Take the records underneath and set them down exactly.
--------------------------------------------------
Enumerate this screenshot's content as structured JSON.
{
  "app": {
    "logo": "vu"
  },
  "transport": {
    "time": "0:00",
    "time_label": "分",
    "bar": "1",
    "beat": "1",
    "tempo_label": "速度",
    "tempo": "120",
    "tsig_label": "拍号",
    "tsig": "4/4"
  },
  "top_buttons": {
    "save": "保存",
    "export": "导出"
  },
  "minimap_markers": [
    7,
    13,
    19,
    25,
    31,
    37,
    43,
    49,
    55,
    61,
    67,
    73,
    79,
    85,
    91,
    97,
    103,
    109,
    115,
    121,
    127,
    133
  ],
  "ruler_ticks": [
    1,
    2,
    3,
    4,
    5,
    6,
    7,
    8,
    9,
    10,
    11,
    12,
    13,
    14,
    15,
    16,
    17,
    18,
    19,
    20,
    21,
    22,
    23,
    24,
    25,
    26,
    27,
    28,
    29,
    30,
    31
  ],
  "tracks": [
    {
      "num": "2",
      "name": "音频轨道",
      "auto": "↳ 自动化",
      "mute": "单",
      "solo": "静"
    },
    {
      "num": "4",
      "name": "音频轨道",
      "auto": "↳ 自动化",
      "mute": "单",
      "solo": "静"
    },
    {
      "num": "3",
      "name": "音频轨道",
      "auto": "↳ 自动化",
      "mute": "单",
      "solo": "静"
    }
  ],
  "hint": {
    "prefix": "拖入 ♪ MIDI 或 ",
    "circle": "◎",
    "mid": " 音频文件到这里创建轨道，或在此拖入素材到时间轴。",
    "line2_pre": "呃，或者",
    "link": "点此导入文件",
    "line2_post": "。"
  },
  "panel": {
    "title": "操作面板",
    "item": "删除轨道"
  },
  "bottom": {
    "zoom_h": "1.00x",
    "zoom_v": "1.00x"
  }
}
--------------------------------------------------
▶ Solution to the exercise
Enumerate this screenshot's content as structured JSON.
{
  "app": {
    "logo": "vu"
  },
  "transport": {
    "time": "0:00",
    "time_label": "分",
    "bar": "1",
    "beat": "1",
    "tempo_label": "速度",
    "tempo": "120",
    "tsig_label": "拍号",
    "tsig": "4/4"
  },
  "top_buttons": {
    "save": "保存",
    "export": "导出"
  },
  "minimap_markers": [
    7,
    13,
    19,
    25,
    31,
    37,
    43,
    49,
    55,
    61,
    67,
    73,
    79,
    85,
    91,
    97,
    103,
    109,
    115,
    121,
    127,
    133
  ],
  "ruler_ticks": [
    1,
    2,
    3,
    4,
    5,
    6,
    7,
    8,
    9,
    10,
    11,
    12,
    13,
    14,
    15,
    16,
    17,
    18,
    19,
    20,
    21,
    22,
    23,
    24,
    25,
    26,
    27,
    28,
    29,
    30,
    31
  ],
  "tracks": [
    {
      "num": "2",
      "name": "音频轨道",
      "auto": "↳ 自动化",
      "mute": "单",
      "solo": "静"
    },
    {
      "num": "4",
      "name": "音频轨道",
      "auto": "↳ 自动化",
      "mute": "单",
      "solo": "静"
    },
    {
      "num": "3",
      "name": "音频轨道",
      "auto": "↳ 自动化",
      "mute": "单",
      "solo": "静"
    }
  ],
  "hint": {
    "prefix": "拖入 ♪ MIDI 或 ",
    "circle": "◎",
    "mid": " 音频文件到这里创建轨道，或在此拖入素材到时间轴。",
    "line2_pre": "呃，或者",
    "link": "点此导入文件",
    "line2_post": "。"
  },
  "panel": {
    "title": "操作面板",
    "item": "删除轨道"
  },
  "bottom": {
    "zoom_h": "1.00x",
    "zoom_v": "1.00x"
  }
}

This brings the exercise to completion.